- [GOAL] Return the material word for word. Do not include the pictures.
+++ EXERCISE DATA +++
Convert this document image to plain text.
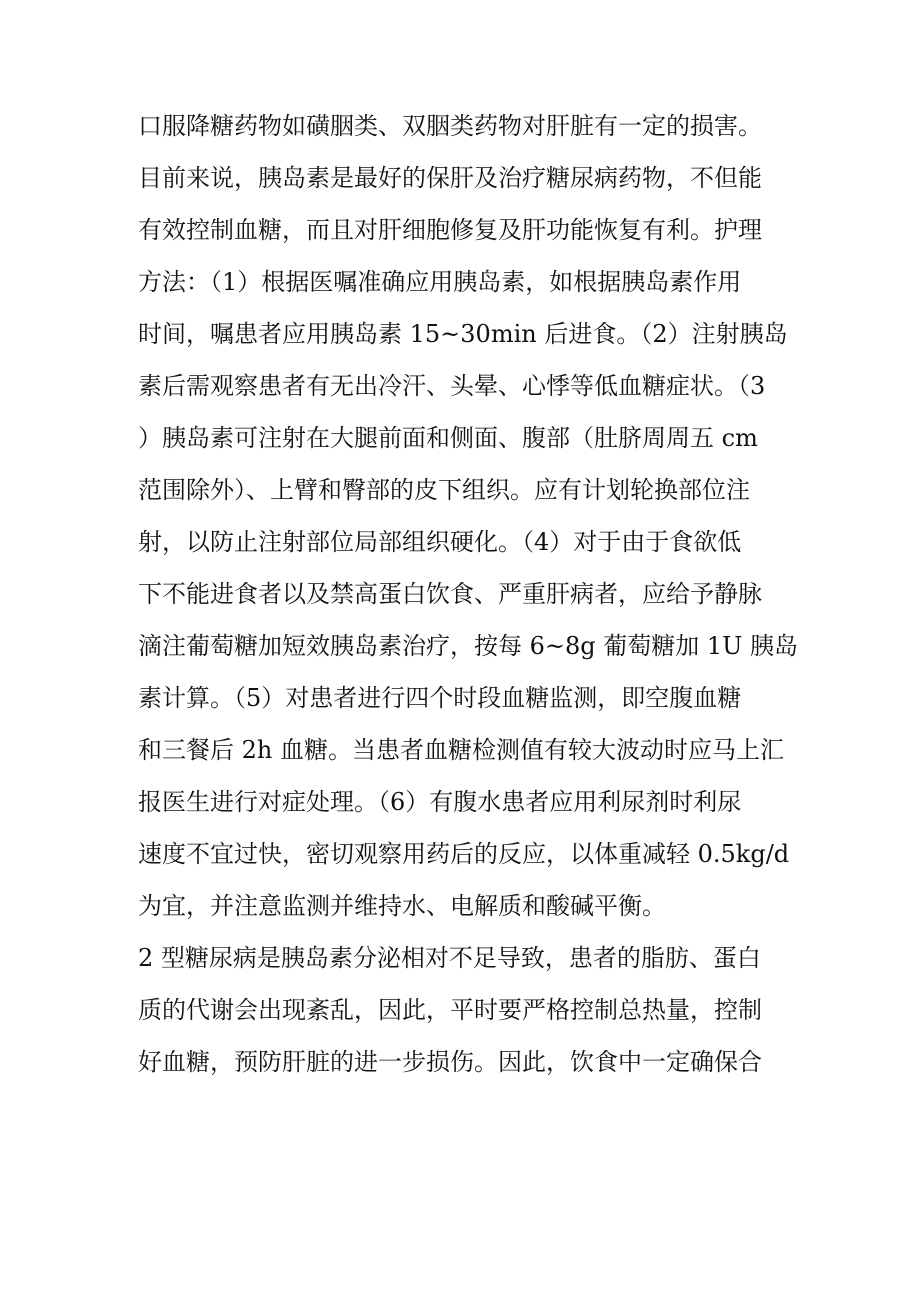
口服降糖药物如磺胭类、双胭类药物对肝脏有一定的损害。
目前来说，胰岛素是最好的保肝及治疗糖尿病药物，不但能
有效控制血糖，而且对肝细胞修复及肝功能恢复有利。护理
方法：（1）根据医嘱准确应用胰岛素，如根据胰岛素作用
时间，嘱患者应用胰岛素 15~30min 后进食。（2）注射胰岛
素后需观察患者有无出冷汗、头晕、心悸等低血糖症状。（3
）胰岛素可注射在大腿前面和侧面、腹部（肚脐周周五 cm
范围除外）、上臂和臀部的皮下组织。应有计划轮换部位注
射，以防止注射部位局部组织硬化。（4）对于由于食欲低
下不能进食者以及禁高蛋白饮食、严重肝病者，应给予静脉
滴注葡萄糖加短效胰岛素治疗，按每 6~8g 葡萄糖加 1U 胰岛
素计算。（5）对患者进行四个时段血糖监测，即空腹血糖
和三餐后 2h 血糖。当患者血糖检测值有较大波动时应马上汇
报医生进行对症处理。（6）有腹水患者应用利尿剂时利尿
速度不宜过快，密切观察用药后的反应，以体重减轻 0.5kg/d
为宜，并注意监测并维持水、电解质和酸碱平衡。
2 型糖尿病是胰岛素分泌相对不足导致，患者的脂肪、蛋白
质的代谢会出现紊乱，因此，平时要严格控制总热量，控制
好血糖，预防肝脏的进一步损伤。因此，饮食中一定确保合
+++
- [FINISHED TASK]
Convert this document image to plain text.
口服降糖药物如磺胭类、双胭类药物对肝脏有一定的损害。
目前来说，胰岛素是最好的保肝及治疗糖尿病药物，不但能
有效控制血糖，而且对肝细胞修复及肝功能恢复有利。护理
方法：（1）根据医嘱准确应用胰岛素，如根据胰岛素作用
时间，嘱患者应用胰岛素 15~30min 后进食。（2）注射胰岛
素后需观察患者有无出冷汗、头晕、心悸等低血糖症状。（3
）胰岛素可注射在大腿前面和侧面、腹部（肚脐周周五 cm
范围除外）、上臂和臀部的皮下组织。应有计划轮换部位注
射，以防止注射部位局部组织硬化。（4）对于由于食欲低
下不能进食者以及禁高蛋白饮食、严重肝病者，应给予静脉
滴注葡萄糖加短效胰岛素治疗，按每 6~8g 葡萄糖加 1U 胰岛
素计算。（5）对患者进行四个时段血糖监测，即空腹血糖
和三餐后 2h 血糖。当患者血糖检测值有较大波动时应马上汇
报医生进行对症处理。（6）有腹水患者应用利尿剂时利尿
速度不宜过快，密切观察用药后的反应，以体重减轻 0.5kg/d
为宜，并注意监测并维持水、电解质和酸碱平衡。
2 型糖尿病是胰岛素分泌相对不足导致，患者的脂肪、蛋白
质的代谢会出现紊乱，因此，平时要严格控制总热量，控制
好血糖，预防肝脏的进一步损伤。因此，饮食中一定确保合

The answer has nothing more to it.